+++ Raw data +++

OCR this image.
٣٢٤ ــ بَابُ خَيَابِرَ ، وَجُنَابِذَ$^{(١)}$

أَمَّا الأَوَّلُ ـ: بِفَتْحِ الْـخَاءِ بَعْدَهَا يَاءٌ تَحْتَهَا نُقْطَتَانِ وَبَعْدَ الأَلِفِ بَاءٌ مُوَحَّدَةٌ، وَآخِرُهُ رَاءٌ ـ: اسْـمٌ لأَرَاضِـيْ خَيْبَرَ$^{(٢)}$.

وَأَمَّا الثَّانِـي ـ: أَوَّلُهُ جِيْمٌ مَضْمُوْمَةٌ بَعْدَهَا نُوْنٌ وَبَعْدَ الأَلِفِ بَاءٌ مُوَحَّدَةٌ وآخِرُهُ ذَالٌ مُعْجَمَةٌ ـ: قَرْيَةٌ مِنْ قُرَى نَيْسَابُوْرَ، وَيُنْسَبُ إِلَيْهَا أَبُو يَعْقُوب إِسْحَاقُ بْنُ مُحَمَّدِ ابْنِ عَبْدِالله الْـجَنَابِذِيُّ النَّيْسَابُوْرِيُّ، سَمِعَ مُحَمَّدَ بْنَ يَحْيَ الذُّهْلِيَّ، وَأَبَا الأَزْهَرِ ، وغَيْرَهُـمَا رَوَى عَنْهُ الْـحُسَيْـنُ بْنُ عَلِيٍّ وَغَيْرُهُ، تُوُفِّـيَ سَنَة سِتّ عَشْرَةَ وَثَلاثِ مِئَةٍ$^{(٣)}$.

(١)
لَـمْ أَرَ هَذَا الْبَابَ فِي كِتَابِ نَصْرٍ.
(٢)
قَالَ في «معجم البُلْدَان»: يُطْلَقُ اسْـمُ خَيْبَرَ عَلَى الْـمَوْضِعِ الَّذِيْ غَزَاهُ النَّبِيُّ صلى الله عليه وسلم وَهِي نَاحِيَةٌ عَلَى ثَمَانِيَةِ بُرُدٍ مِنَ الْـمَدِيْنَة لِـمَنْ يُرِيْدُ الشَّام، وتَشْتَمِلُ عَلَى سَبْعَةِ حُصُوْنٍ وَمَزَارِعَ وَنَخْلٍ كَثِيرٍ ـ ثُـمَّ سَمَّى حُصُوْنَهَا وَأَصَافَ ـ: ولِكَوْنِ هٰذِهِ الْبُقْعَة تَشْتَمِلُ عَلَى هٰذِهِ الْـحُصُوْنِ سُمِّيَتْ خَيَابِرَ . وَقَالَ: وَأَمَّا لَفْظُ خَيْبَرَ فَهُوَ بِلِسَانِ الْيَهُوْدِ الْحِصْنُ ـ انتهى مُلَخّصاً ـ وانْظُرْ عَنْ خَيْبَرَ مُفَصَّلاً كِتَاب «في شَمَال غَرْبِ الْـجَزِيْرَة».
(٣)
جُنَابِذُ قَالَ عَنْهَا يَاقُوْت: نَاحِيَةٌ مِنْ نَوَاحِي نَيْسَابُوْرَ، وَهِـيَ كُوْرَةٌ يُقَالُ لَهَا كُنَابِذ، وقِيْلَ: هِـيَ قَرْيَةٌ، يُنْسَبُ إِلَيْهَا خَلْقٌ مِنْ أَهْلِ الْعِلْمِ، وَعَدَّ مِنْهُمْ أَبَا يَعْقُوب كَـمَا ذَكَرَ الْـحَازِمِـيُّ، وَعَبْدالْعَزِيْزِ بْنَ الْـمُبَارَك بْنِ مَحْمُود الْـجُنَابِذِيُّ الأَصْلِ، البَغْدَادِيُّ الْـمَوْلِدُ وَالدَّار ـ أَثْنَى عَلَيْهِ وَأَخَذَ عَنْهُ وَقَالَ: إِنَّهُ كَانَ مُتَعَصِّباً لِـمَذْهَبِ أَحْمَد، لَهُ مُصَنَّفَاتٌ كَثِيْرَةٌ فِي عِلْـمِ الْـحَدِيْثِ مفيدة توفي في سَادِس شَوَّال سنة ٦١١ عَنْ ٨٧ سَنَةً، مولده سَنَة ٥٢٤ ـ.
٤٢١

+++

* The request *
Scan the lines above for "الله", then copy every one that has it.

* Solution *
وَأَمَّا الثَّانِـي ـ: أَوَّلُهُ جِيْمٌ مَضْمُوْمَةٌ بَعْدَهَا نُوْنٌ وَبَعْدَ الأَلِفِ بَاءٌ مُوَحَّدَةٌ وآخِرُهُ ذَالٌ مُعْجَمَةٌ ـ: قَرْيَةٌ مِنْ قُرَى نَيْسَابُوْرَ، وَيُنْسَبُ إِلَيْهَا أَبُو يَعْقُوب إِسْحَاقُ بْنُ مُحَمَّدِ ابْنِ عَبْدِالله الْـجَنَابِذِيُّ النَّيْسَابُوْرِيُّ، سَمِعَ مُحَمَّدَ بْنَ يَحْيَ الذُّهْلِيَّ، وَأَبَا الأَزْهَرِ ، وغَيْرَهُـمَا رَوَى عَنْهُ الْـحُسَيْـنُ بْنُ عَلِيٍّ وَغَيْرُهُ، تُوُفِّـيَ سَنَة سِتّ عَشْرَةَ وَثَلاثِ مِئَةٍ$^{(٣)}$.
قَالَ في «معجم البُلْدَان»: يُطْلَقُ اسْـمُ خَيْبَرَ عَلَى الْـمَوْضِعِ الَّذِيْ غَزَاهُ النَّبِيُّ صلى الله عليه وسلم وَهِي نَاحِيَةٌ عَلَى ثَمَانِيَةِ بُرُدٍ مِنَ الْـمَدِيْنَة لِـمَنْ يُرِيْدُ الشَّام، وتَشْتَمِلُ عَلَى سَبْعَةِ حُصُوْنٍ وَمَزَارِعَ وَنَخْلٍ كَثِيرٍ ـ ثُـمَّ سَمَّى حُصُوْنَهَا وَأَصَافَ ـ: ولِكَوْنِ هٰذِهِ الْبُقْعَة تَشْتَمِلُ عَلَى هٰذِهِ الْـحُصُوْنِ سُمِّيَتْ خَيَابِرَ . وَقَالَ: وَأَمَّا لَفْظُ خَيْبَرَ فَهُوَ بِلِسَانِ الْيَهُوْدِ الْحِصْنُ ـ انتهى مُلَخّصاً ـ وانْظُرْ عَنْ خَيْبَرَ مُفَصَّلاً كِتَاب «في شَمَال غَرْبِ الْـجَزِيْرَة».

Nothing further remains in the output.